* _WHAT YOU WILL DO_
Pull each line holding "frac" out of the entries below.

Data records
## start
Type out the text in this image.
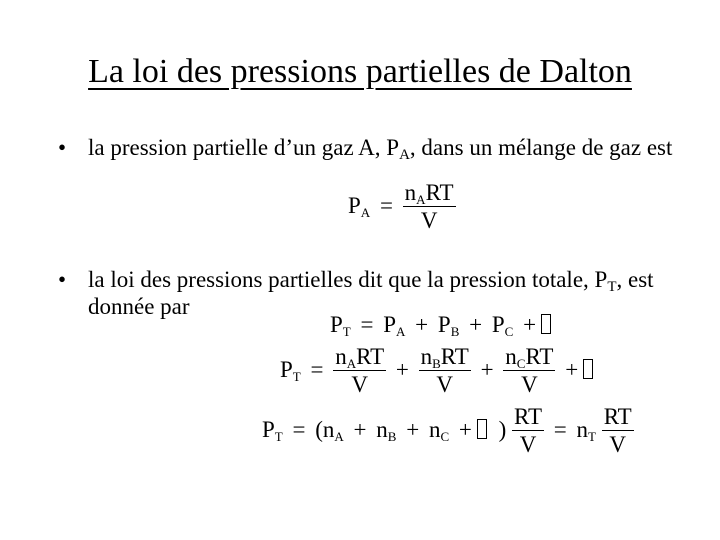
La loi des pressions partielles de Dalton
• la pression partielle d’un gaz A, $P_A$, dans un mélange de gaz est
$P_A = \frac{n_ART}{V}$
• la loi des pressions partielles dit que la pression totale, $P_T$, est donnée par
$P_T = P_A + P_B + P_C$ +
$P_T = \frac{n_ART}{V} + \frac{n_BRT}{V} + \frac{n_CRT}{V}$ +
$P_T = (n_A + n_B + n_C$ + ) $\frac{RT}{V} = n_T \frac{RT}{V}$
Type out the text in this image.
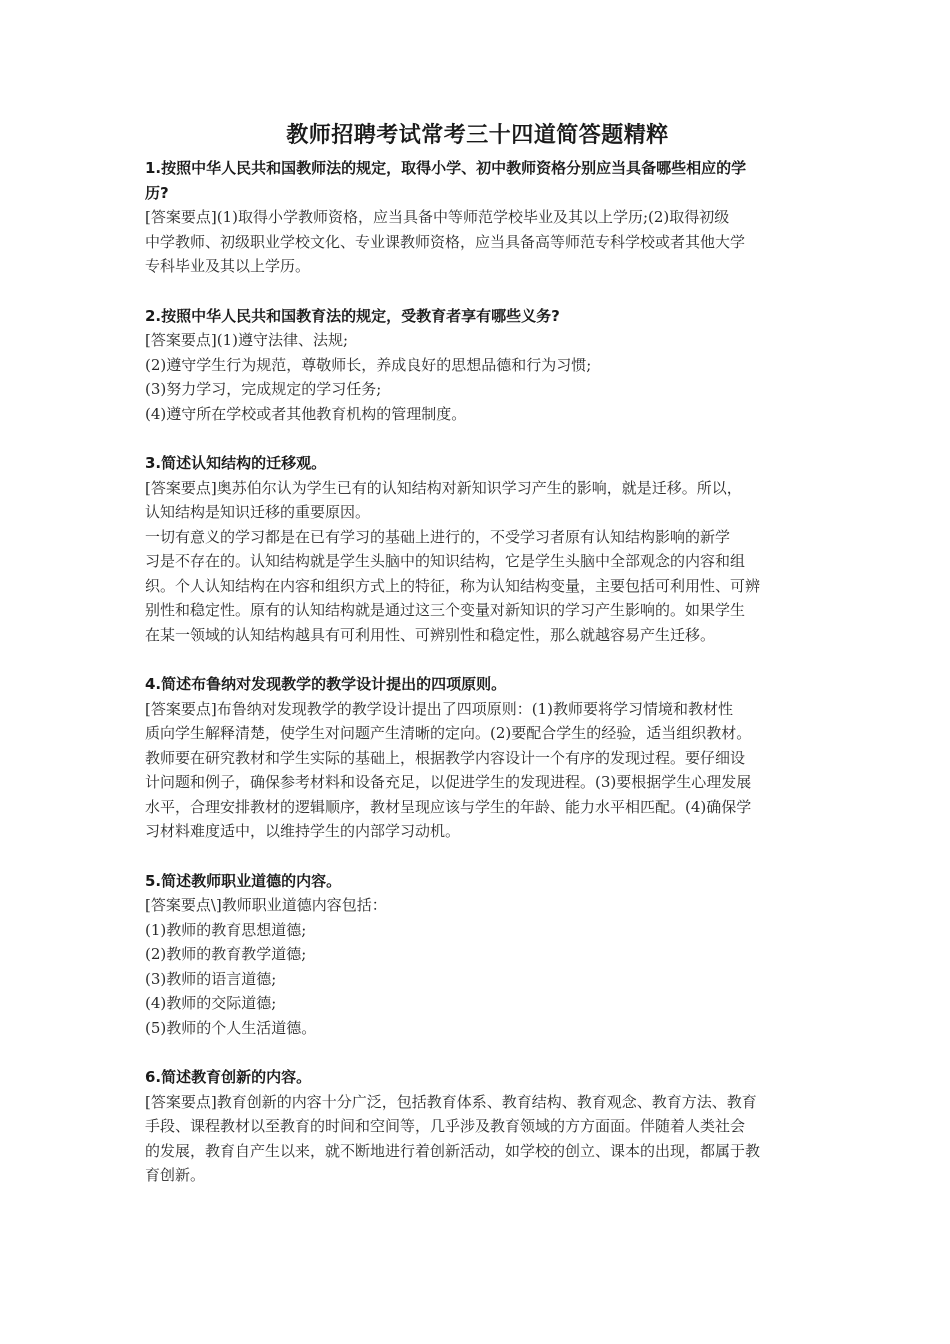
教师招聘考试常考三十四道简答题精粹

1.按照中华人民共和国教师法的规定，取得小学、初中教师资格分别应当具备哪些相应的学

历?

[答案要点](1)取得小学教师资格，应当具备中等师范学校毕业及其以上学历;(2)取得初级

中学教师、初级职业学校文化、专业课教师资格，应当具备高等师范专科学校或者其他大学

专科毕业及其以上学历。

2.按照中华人民共和国教育法的规定，受教育者享有哪些义务?

[答案要点](1)遵守法律、法规;

(2)遵守学生行为规范，尊敬师长，养成良好的思想品德和行为习惯;

(3)努力学习，完成规定的学习任务;

(4)遵守所在学校或者其他教育机构的管理制度。

3.简述认知结构的迁移观。

[答案要点]奥苏伯尔认为学生已有的认知结构对新知识学习产生的影响，就是迁移。所以，

认知结构是知识迁移的重要原因。

一切有意义的学习都是在已有学习的基础上进行的，不受学习者原有认知结构影响的新学

习是不存在的。认知结构就是学生头脑中的知识结构，它是学生头脑中全部观念的内容和组

织。个人认知结构在内容和组织方式上的特征，称为认知结构变量，主要包括可利用性、可辨

别性和稳定性。原有的认知结构就是通过这三个变量对新知识的学习产生影响的。如果学生

在某一领域的认知结构越具有可利用性、可辨别性和稳定性，那么就越容易产生迁移。

4.简述布鲁纳对发现教学的教学设计提出的四项原则。

[答案要点]布鲁纳对发现教学的教学设计提出了四项原则：(1)教师要将学习情境和教材性

质向学生解释清楚，使学生对问题产生清晰的定向。(2)要配合学生的经验，适当组织教材。

教师要在研究教材和学生实际的基础上，根据教学内容设计一个有序的发现过程。要仔细设

计问题和例子，确保参考材料和设备充足，以促进学生的发现进程。(3)要根据学生心理发展

水平，合理安排教材的逻辑顺序，教材呈现应该与学生的年龄、能力水平相匹配。(4)确保学

习材料难度适中，以维持学生的内部学习动机。

5.简述教师职业道德的内容。

[答案要点\]教师职业道德内容包括：

(1)教师的教育思想道德;

(2)教师的教育教学道德;

(3)教师的语言道德;

(4)教师的交际道德;

(5)教师的个人生活道德。

6.简述教育创新的内容。

[答案要点]教育创新的内容十分广泛，包括教育体系、教育结构、教育观念、教育方法、教育

手段、课程教材以至教育的时间和空间等，几乎涉及教育领域的方方面面。伴随着人类社会

的发展，教育自产生以来，就不断地进行着创新活动，如学校的创立、课本的出现，都属于教

育创新。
## end
* _RESULT_
$P_A = \frac{n_ART}{V}$
$P_T = \frac{n_ART}{V} + \frac{n_BRT}{V} + \frac{n_CRT}{V}$ +
$P_T = (n_A + n_B + n_C$ + ) $\frac{RT}{V} = n_T \frac{RT}{V}$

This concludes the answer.